→ Items:
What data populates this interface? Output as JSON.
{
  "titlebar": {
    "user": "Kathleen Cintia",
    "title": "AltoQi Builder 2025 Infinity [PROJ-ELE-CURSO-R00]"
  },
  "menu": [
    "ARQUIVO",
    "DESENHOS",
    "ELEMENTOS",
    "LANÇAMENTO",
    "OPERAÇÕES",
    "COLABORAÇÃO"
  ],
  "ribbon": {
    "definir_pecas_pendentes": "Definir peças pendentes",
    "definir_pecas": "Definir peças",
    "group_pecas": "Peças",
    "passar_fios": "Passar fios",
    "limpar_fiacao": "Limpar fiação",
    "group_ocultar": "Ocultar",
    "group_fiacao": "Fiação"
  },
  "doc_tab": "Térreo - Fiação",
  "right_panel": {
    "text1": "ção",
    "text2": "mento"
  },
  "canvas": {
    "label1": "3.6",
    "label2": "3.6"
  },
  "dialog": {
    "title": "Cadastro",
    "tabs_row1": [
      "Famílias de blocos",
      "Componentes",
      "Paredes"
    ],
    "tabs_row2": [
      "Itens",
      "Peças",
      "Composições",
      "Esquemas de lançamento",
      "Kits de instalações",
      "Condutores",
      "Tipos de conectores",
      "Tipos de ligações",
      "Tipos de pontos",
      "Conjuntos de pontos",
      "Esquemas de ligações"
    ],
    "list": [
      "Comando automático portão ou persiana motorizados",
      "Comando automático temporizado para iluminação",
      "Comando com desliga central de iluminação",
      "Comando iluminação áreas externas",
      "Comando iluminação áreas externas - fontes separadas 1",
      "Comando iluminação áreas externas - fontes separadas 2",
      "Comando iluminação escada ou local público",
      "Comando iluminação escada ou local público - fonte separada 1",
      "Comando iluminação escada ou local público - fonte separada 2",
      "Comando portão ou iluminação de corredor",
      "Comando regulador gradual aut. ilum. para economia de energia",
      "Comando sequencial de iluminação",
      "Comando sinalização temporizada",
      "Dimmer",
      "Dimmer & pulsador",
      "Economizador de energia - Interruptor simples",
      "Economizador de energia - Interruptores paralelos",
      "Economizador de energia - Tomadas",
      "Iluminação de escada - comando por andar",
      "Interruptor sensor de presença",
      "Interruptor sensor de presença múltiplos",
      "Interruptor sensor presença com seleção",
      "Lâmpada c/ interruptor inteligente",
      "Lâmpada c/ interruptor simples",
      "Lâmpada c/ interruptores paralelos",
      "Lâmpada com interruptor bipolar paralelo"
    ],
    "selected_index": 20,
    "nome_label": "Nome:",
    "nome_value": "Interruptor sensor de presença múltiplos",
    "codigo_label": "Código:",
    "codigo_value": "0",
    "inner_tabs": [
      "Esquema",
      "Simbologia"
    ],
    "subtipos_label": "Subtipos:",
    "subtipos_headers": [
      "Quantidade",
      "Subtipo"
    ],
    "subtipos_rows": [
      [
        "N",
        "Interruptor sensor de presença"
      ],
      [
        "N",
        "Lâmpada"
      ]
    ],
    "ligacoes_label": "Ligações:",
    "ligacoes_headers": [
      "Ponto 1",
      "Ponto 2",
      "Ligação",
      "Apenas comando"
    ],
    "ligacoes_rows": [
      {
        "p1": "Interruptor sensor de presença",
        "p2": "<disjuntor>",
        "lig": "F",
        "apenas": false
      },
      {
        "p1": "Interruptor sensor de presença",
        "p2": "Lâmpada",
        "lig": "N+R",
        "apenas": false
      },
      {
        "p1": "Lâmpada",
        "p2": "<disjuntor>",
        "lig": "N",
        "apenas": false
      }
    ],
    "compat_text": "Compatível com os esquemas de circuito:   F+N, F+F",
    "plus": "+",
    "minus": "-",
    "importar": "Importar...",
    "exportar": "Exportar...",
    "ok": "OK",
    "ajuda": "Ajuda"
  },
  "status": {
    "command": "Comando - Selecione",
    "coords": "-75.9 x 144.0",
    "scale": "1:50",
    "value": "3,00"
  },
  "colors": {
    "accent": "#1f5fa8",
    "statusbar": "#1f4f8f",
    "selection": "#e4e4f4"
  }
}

→ Exercise description: Copy out the material above in its entirety. Every detail must match.

→ Final result:
What data populates this interface? Output as JSON.
{
  "titlebar": {
    "user": "Kathleen Cintia",
    "title": "AltoQi Builder 2025 Infinity [PROJ-ELE-CURSO-R00]"
  },
  "menu": [
    "ARQUIVO",
    "DESENHOS",
    "ELEMENTOS",
    "LANÇAMENTO",
    "OPERAÇÕES",
    "COLABORAÇÃO"
  ],
  "ribbon": {
    "definir_pecas_pendentes": "Definir peças pendentes",
    "definir_pecas": "Definir peças",
    "group_pecas": "Peças",
    "passar_fios": "Passar fios",
    "limpar_fiacao": "Limpar fiação",
    "group_ocultar": "Ocultar",
    "group_fiacao": "Fiação"
  },
  "doc_tab": "Térreo - Fiação",
  "right_panel": {
    "text1": "ção",
    "text2": "mento"
  },
  "canvas": {
    "label1": "3.6",
    "label2": "3.6"
  },
  "dialog": {
    "title": "Cadastro",
    "tabs_row1": [
      "Famílias de blocos",
      "Componentes",
      "Paredes"
    ],
    "tabs_row2": [
      "Itens",
      "Peças",
      "Composições",
      "Esquemas de lançamento",
      "Kits de instalações",
      "Condutores",
      "Tipos de conectores",
      "Tipos de ligações",
      "Tipos de pontos",
      "Conjuntos de pontos",
      "Esquemas de ligações"
    ],
    "list": [
      "Comando automático portão ou persiana motorizados",
      "Comando automático temporizado para iluminação",
      "Comando com desliga central de iluminação",
      "Comando iluminação áreas externas",
      "Comando iluminação áreas externas - fontes separadas 1",
      "Comando iluminação áreas externas - fontes separadas 2",
      "Comando iluminação escada ou local público",
      "Comando iluminação escada ou local público - fonte separada 1",
      "Comando iluminação escada ou local público - fonte separada 2",
      "Comando portão ou iluminação de corredor",
      "Comando regulador gradual aut. ilum. para economia de energia",
      "Comando sequencial de iluminação",
      "Comando sinalização temporizada",
      "Dimmer",
      "Dimmer & pulsador",
      "Economizador de energia - Interruptor simples",
      "Economizador de energia - Interruptores paralelos",
      "Economizador de energia - Tomadas",
      "Iluminação de escada - comando por andar",
      "Interruptor sensor de presença",
      "Interruptor sensor de presença múltiplos",
      "Interruptor sensor presença com seleção",
      "Lâmpada c/ interruptor inteligente",
      "Lâmpada c/ interruptor simples",
      "Lâmpada c/ interruptores paralelos",
      "Lâmpada com interruptor bipolar paralelo"
    ],
    "selected_index": 20,
    "nome_label": "Nome:",
    "nome_value": "Interruptor sensor de presença múltiplos",
    "codigo_label": "Código:",
    "codigo_value": "0",
    "inner_tabs": [
      "Esquema",
      "Simbologia"
    ],
    "subtipos_label": "Subtipos:",
    "subtipos_headers": [
      "Quantidade",
      "Subtipo"
    ],
    "subtipos_rows": [
      [
        "N",
        "Interruptor sensor de presença"
      ],
      [
        "N",
        "Lâmpada"
      ]
    ],
    "ligacoes_label": "Ligações:",
    "ligacoes_headers": [
      "Ponto 1",
      "Ponto 2",
      "Ligação",
      "Apenas comando"
    ],
    "ligacoes_rows": [
      {
        "p1": "Interruptor sensor de presença",
        "p2": "<disjuntor>",
        "lig": "F",
        "apenas": false
      },
      {
        "p1": "Interruptor sensor de presença",
        "p2": "Lâmpada",
        "lig": "N+R",
        "apenas": false
      },
      {
        "p1": "Lâmpada",
        "p2": "<disjuntor>",
        "lig": "N",
        "apenas": false
      }
    ],
    "compat_text": "Compatível com os esquemas de circuito:   F+N, F+F",
    "plus": "+",
    "minus": "-",
    "importar": "Importar...",
    "exportar": "Exportar...",
    "ok": "OK",
    "ajuda": "Ajuda"
  },
  "status": {
    "command": "Comando - Selecione",
    "coords": "-75.9 x 144.0",
    "scale": "1:50",
    "value": "3,00"
  },
  "colors": {
    "accent": "#1f5fa8",
    "statusbar": "#1f4f8f",
    "selection": "#e4e4f4"
  }
}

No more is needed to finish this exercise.